For each line in the data below that holds "JSON", return a copy.
## BEGIN EXERCISE INPUTS
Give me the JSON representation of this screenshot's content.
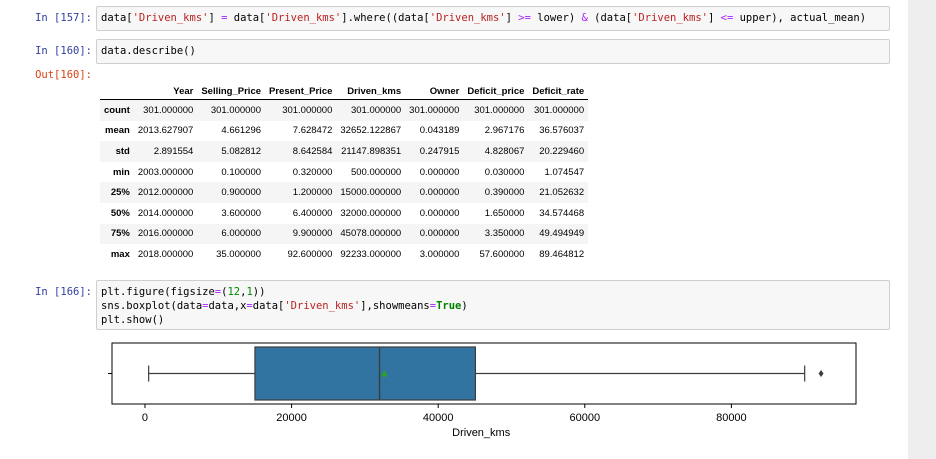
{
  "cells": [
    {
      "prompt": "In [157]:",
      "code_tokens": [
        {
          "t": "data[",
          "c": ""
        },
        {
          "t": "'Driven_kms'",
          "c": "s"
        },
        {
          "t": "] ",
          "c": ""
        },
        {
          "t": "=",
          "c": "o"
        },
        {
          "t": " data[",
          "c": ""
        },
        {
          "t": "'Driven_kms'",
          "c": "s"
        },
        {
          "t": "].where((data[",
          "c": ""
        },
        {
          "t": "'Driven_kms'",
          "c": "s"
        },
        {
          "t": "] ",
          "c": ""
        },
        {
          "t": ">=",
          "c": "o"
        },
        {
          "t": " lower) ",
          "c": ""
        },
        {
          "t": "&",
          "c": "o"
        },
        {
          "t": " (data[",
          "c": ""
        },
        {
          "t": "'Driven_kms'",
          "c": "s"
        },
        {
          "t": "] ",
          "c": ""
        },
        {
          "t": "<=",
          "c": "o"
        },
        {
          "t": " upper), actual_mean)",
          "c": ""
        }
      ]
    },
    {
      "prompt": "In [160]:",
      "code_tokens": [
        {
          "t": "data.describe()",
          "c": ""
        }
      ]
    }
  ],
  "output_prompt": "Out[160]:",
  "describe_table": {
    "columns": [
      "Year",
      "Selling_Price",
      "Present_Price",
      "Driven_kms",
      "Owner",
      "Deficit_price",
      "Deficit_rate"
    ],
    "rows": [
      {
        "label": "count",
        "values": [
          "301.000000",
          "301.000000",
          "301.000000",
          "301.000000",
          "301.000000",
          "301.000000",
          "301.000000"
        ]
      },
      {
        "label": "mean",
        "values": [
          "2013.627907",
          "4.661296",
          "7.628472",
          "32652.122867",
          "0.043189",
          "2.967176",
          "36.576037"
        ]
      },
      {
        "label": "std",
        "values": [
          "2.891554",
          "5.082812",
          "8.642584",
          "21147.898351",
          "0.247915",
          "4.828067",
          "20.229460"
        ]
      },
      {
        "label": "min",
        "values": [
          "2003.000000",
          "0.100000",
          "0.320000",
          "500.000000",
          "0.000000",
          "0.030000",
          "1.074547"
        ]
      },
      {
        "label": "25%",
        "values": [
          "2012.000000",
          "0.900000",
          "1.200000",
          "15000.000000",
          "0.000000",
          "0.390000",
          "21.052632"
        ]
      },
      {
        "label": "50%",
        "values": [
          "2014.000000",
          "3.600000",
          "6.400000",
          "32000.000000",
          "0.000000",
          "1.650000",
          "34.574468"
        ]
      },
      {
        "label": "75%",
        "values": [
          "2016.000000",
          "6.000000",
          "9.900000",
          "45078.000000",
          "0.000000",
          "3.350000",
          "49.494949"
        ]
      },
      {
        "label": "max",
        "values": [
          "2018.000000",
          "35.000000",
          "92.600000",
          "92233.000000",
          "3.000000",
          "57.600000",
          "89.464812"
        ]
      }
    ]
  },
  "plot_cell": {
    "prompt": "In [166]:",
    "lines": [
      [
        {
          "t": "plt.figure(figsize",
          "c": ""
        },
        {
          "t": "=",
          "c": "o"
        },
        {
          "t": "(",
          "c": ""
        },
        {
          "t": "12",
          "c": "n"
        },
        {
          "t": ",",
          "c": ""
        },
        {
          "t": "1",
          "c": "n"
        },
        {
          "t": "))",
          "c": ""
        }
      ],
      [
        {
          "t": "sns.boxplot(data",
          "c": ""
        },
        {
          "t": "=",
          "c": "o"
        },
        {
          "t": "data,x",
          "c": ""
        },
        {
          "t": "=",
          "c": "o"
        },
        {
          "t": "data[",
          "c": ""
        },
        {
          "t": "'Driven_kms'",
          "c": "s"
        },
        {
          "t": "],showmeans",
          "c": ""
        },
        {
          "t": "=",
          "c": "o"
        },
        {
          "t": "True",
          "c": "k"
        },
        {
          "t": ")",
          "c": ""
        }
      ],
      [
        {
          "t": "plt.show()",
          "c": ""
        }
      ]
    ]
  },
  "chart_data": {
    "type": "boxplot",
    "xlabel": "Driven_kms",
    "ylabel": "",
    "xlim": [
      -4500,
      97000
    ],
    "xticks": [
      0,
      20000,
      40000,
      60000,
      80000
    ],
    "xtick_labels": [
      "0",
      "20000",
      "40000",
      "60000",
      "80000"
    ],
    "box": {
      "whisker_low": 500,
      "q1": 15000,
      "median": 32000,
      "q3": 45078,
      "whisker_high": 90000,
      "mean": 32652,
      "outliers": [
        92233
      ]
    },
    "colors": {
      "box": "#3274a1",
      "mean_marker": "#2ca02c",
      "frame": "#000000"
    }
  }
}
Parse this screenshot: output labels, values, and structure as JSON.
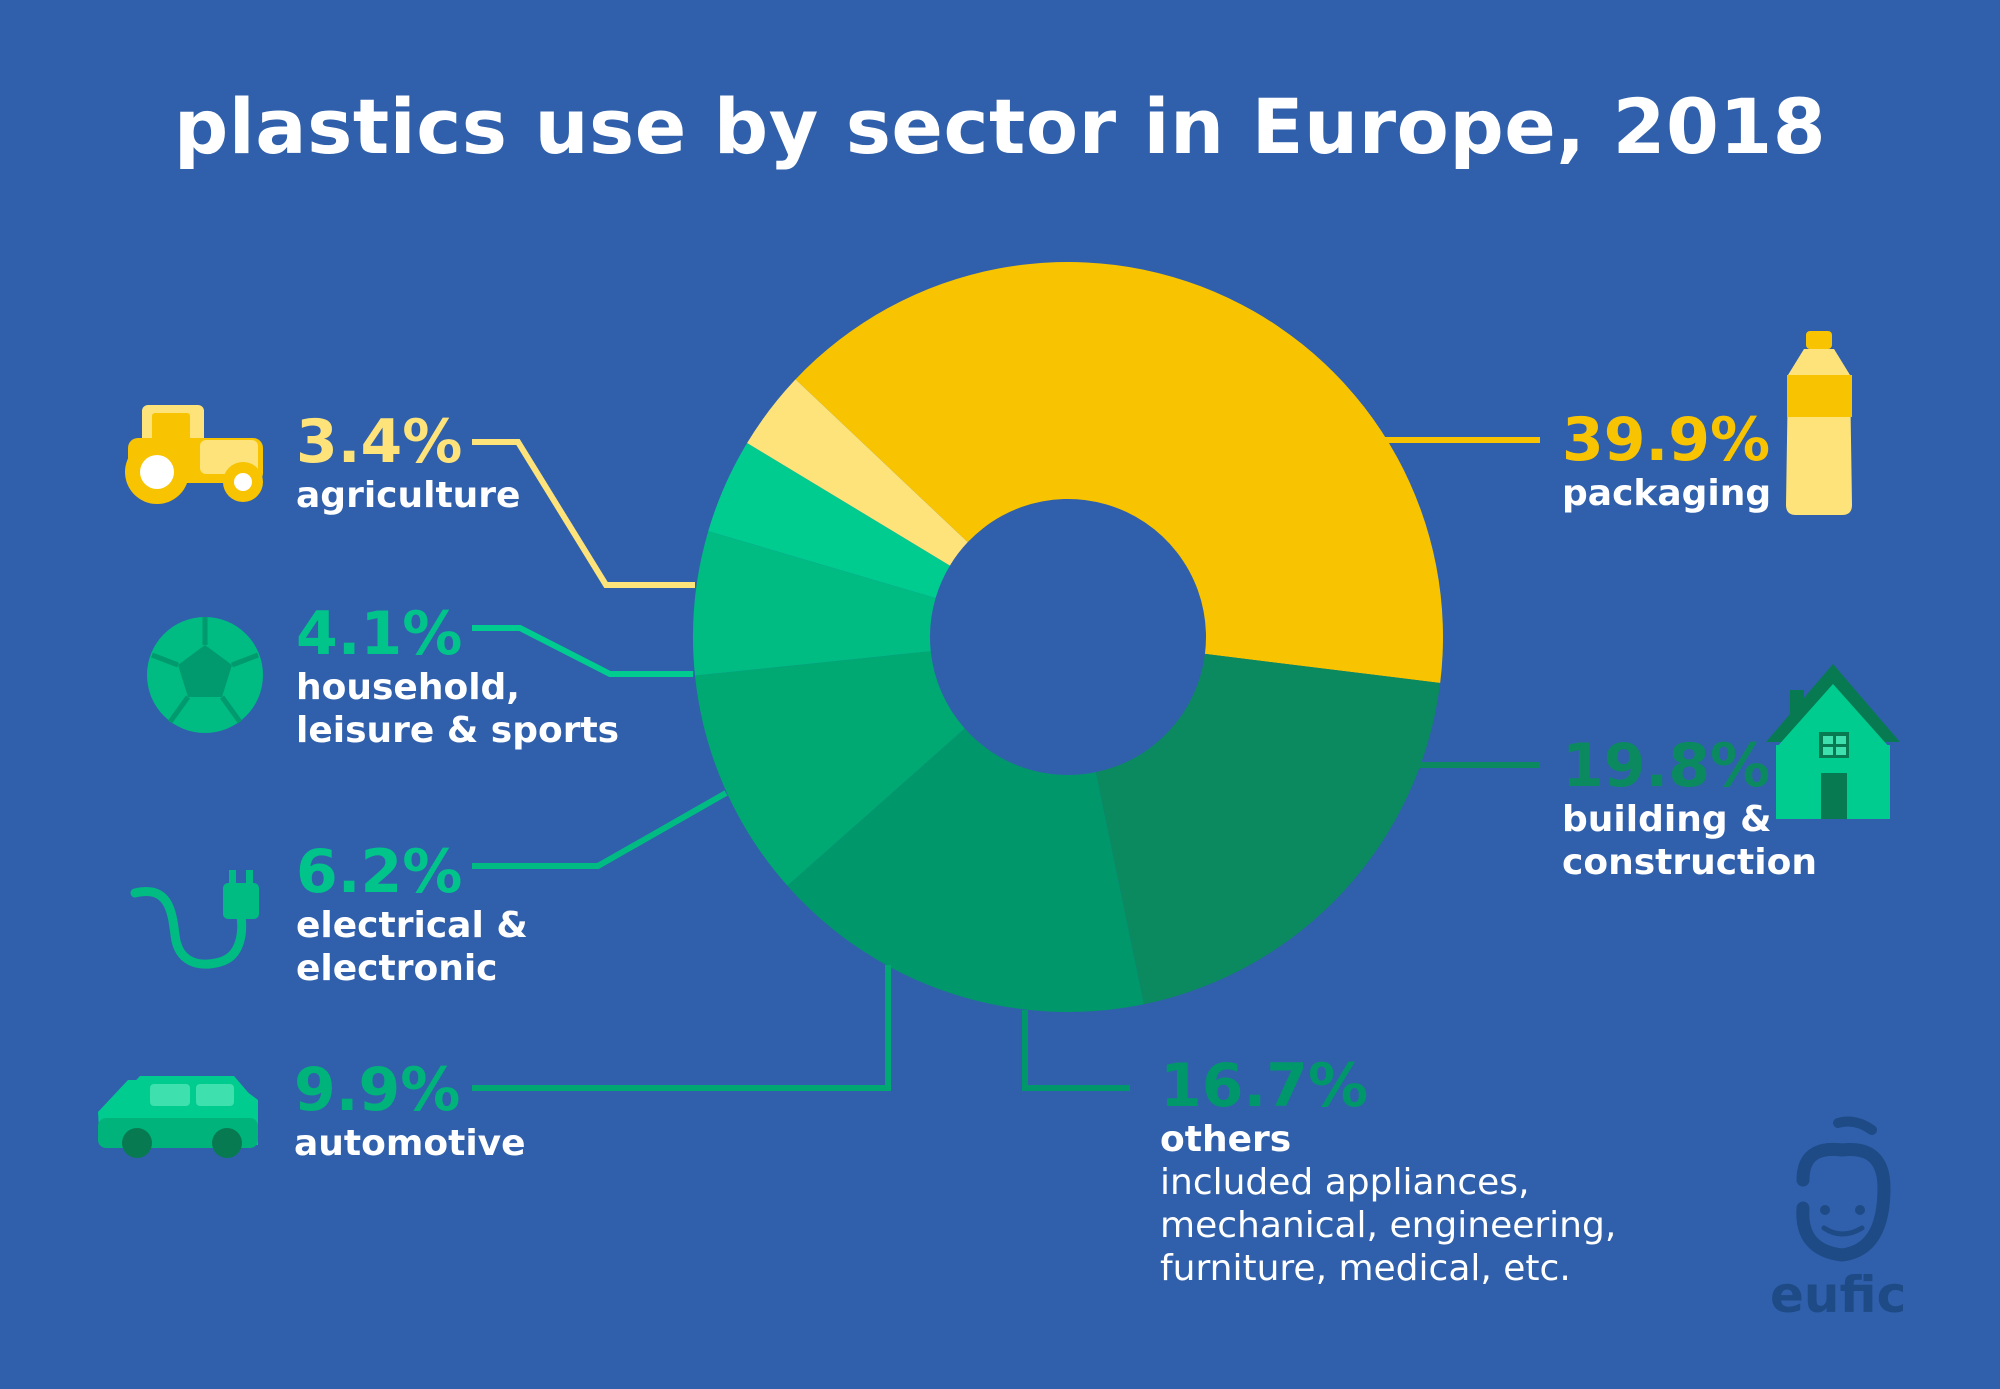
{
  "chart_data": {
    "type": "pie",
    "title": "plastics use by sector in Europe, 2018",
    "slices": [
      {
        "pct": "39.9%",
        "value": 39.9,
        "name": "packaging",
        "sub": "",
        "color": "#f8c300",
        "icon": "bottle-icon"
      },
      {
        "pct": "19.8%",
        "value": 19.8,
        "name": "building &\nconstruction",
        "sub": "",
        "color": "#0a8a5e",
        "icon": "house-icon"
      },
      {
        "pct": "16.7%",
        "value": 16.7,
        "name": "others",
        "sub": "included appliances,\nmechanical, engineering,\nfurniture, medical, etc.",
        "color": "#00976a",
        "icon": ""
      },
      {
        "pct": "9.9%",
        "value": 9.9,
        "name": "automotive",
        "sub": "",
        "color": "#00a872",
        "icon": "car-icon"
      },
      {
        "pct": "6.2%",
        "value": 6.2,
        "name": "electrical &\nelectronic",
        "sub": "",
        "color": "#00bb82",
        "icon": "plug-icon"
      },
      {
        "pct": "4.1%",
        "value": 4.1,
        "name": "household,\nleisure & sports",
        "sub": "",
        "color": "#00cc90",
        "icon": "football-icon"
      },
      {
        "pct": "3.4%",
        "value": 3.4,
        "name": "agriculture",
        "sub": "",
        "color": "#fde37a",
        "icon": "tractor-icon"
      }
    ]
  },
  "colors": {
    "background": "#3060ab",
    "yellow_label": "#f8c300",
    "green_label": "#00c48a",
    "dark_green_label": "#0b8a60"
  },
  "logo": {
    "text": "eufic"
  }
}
## END EXERCISE INPUTS
_SOLUTION TO THE EXERCISE_
Give me the JSON representation of this screenshot's content.
Parse this screenshot: output labels, values, and structure as JSON.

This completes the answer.